Show only lines that include "image".

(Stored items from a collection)
____

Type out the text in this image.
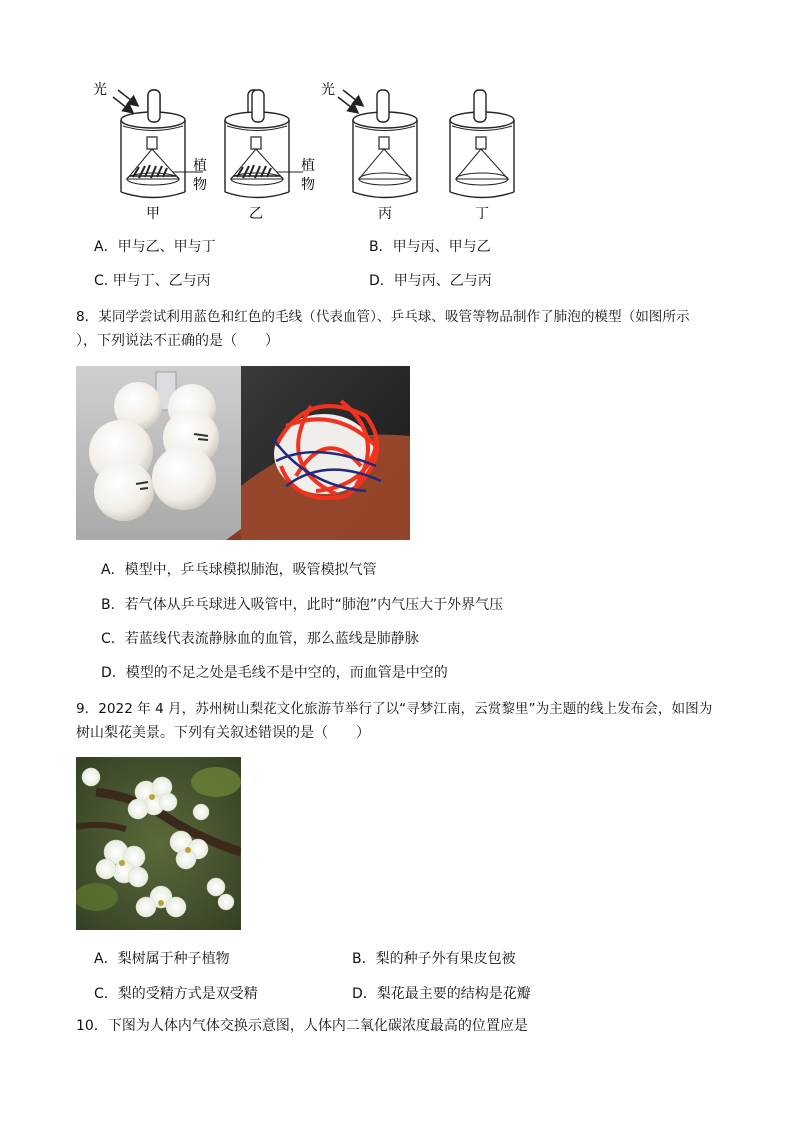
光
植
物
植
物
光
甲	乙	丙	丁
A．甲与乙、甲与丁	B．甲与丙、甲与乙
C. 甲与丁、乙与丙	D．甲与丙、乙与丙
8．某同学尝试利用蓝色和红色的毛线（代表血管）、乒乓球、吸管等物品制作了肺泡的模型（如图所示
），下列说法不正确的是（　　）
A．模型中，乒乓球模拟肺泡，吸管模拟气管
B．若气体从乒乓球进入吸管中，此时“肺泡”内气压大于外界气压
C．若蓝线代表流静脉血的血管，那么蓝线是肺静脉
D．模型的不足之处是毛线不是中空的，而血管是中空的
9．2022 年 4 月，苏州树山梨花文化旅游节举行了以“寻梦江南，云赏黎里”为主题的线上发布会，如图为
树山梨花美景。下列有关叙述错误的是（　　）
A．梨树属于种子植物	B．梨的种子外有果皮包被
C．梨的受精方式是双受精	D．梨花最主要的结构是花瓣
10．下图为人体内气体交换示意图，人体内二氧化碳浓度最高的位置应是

____

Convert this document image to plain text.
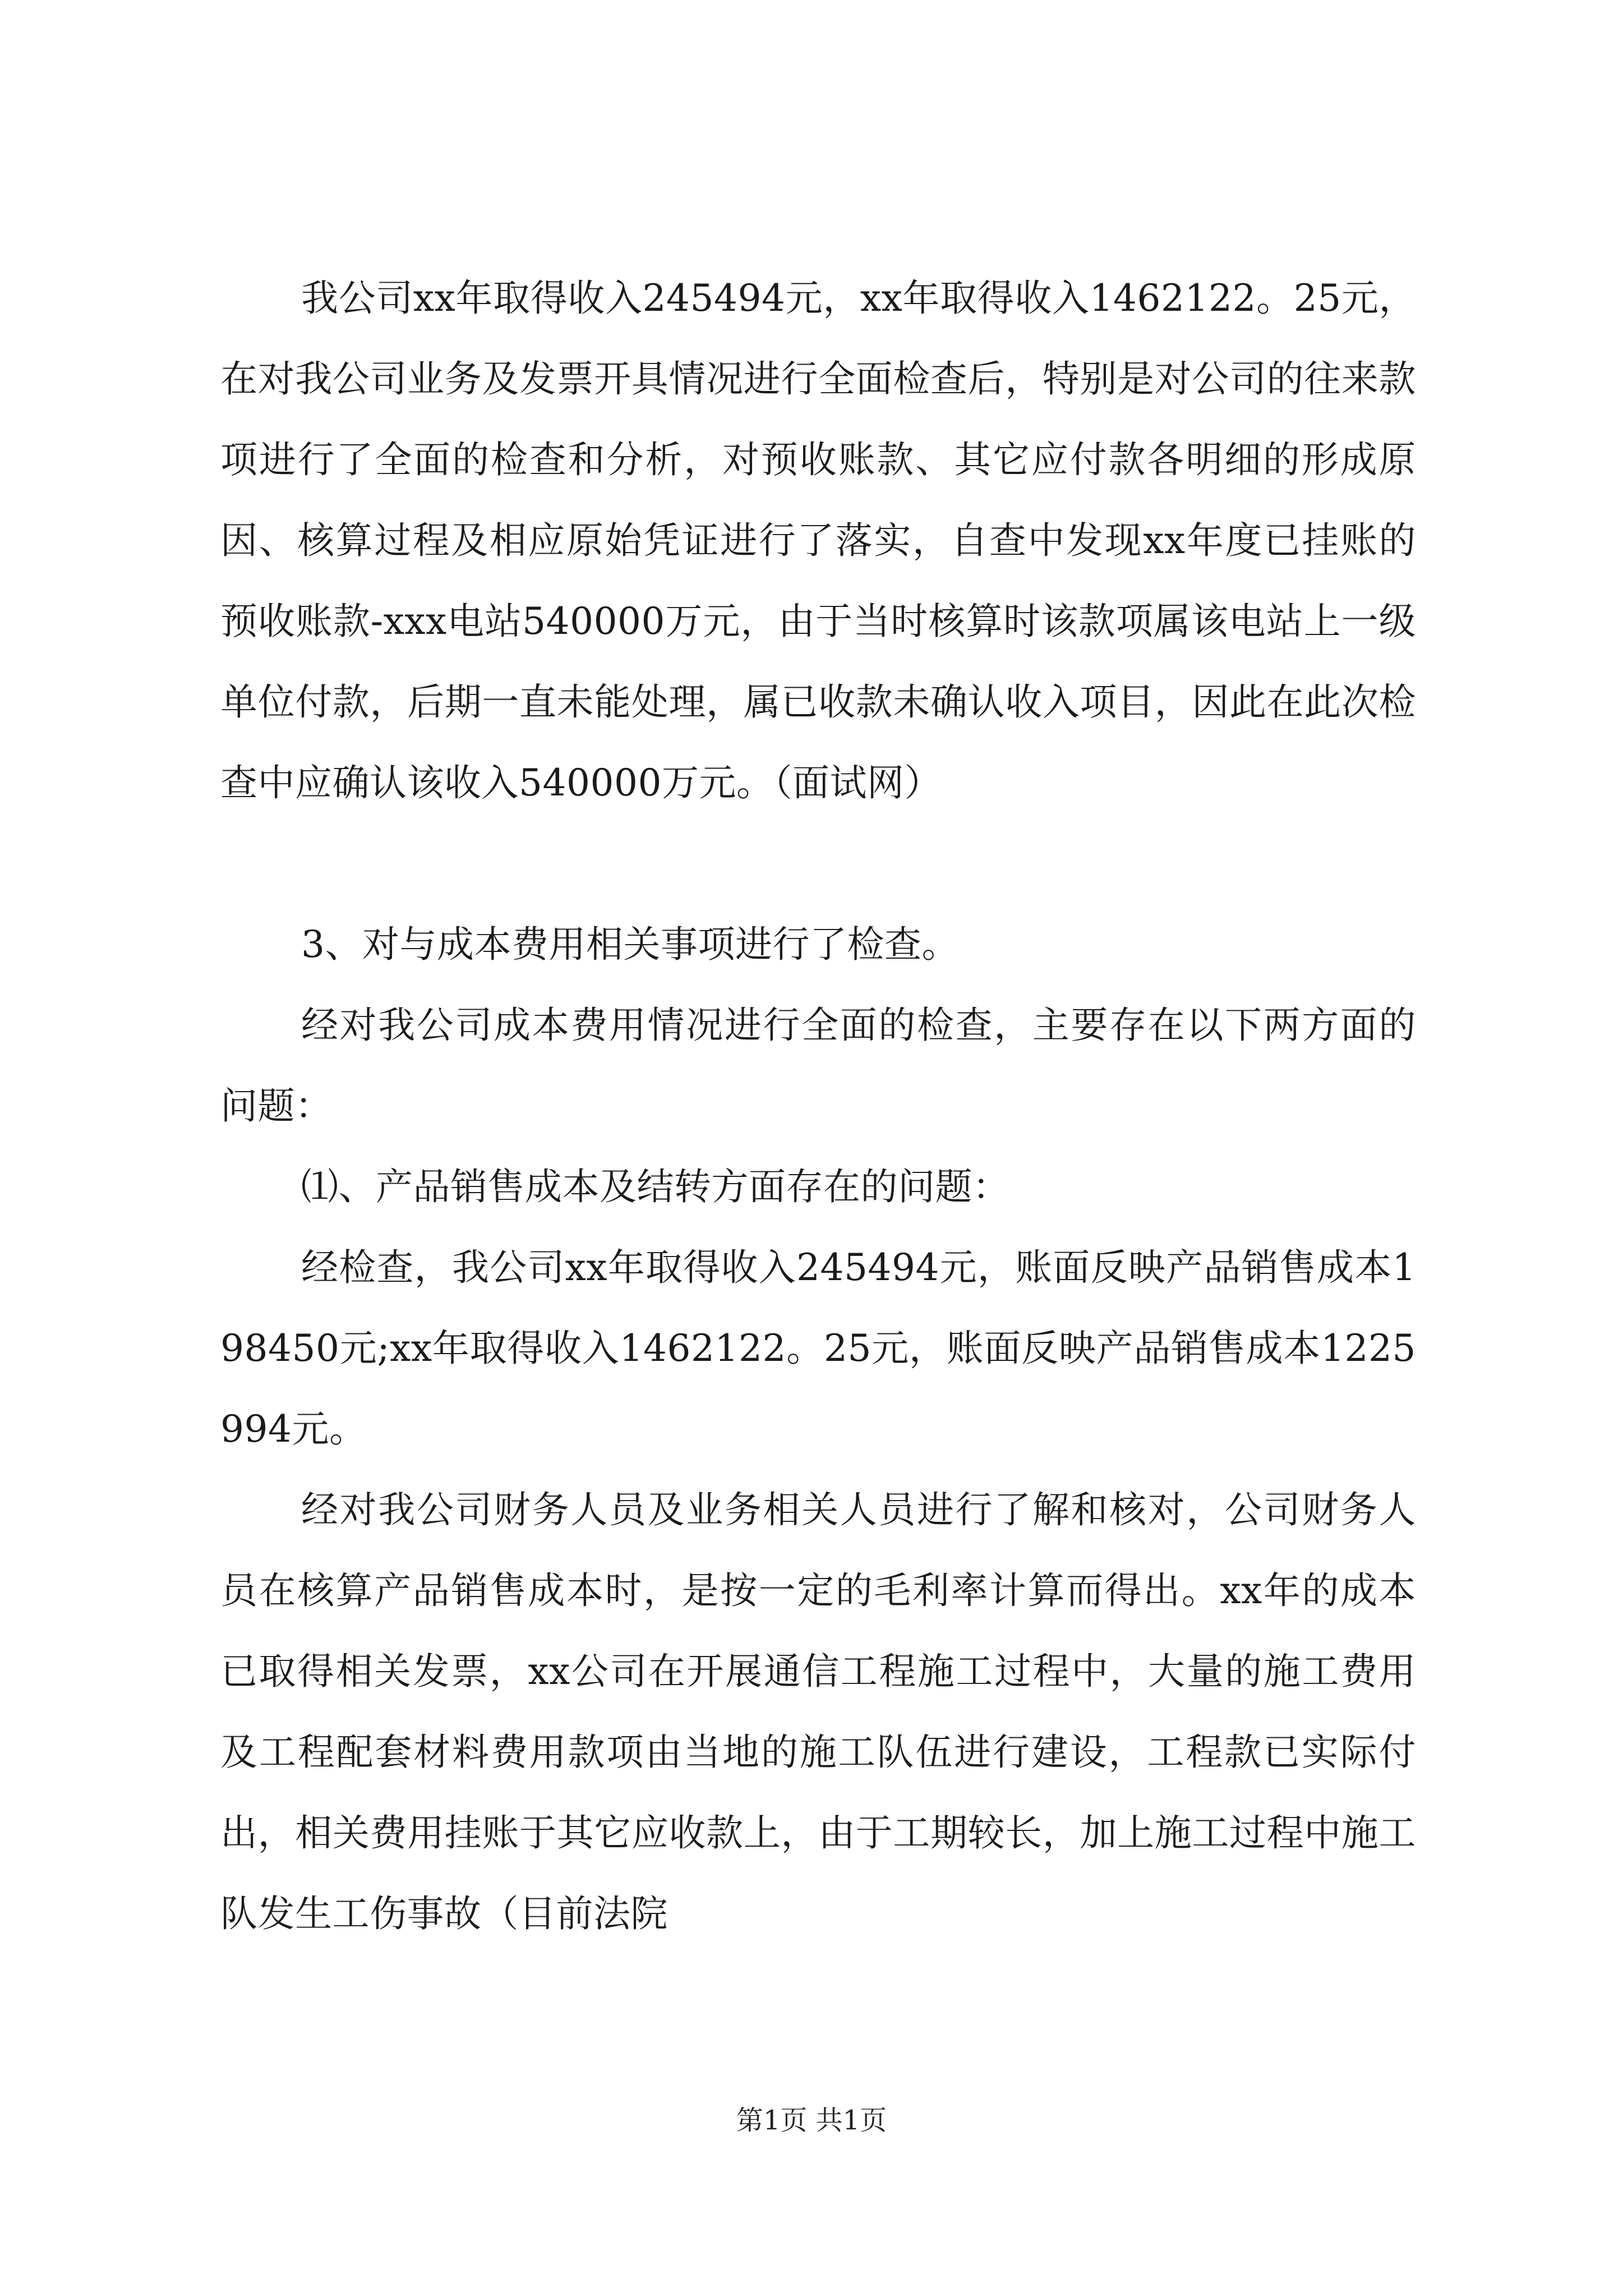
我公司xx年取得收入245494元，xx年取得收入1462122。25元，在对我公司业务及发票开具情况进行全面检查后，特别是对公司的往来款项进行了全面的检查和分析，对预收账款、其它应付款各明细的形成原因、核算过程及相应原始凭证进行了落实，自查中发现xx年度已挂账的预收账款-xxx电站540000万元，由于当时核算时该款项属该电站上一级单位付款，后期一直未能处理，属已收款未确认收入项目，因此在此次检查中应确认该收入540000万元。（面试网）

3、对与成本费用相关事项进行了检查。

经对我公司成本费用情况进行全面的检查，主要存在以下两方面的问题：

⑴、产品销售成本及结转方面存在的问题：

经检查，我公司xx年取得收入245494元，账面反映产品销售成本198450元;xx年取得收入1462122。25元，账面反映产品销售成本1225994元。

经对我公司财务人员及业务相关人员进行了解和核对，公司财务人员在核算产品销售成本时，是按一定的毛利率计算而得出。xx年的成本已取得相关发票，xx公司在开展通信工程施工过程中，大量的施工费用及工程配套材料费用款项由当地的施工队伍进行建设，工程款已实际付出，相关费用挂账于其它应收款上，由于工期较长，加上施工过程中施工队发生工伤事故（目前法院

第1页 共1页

____

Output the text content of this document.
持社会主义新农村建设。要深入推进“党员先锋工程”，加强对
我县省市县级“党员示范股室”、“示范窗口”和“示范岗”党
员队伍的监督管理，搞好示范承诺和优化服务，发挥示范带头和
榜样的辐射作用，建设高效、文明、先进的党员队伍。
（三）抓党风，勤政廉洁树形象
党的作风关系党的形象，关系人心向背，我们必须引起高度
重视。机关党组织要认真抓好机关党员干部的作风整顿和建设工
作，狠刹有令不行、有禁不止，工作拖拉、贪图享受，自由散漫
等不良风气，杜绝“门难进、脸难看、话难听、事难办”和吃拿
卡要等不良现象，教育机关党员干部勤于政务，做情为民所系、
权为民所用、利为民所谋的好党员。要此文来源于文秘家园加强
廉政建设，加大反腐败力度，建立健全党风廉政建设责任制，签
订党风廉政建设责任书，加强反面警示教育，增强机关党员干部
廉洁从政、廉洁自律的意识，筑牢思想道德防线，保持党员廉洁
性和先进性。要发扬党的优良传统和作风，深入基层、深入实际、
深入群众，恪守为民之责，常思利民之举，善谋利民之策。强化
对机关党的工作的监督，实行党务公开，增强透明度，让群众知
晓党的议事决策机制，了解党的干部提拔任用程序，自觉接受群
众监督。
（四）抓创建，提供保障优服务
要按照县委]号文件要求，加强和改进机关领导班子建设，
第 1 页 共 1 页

____

__Full solution__
Type out the text in this image.
Convert this document image to plain text.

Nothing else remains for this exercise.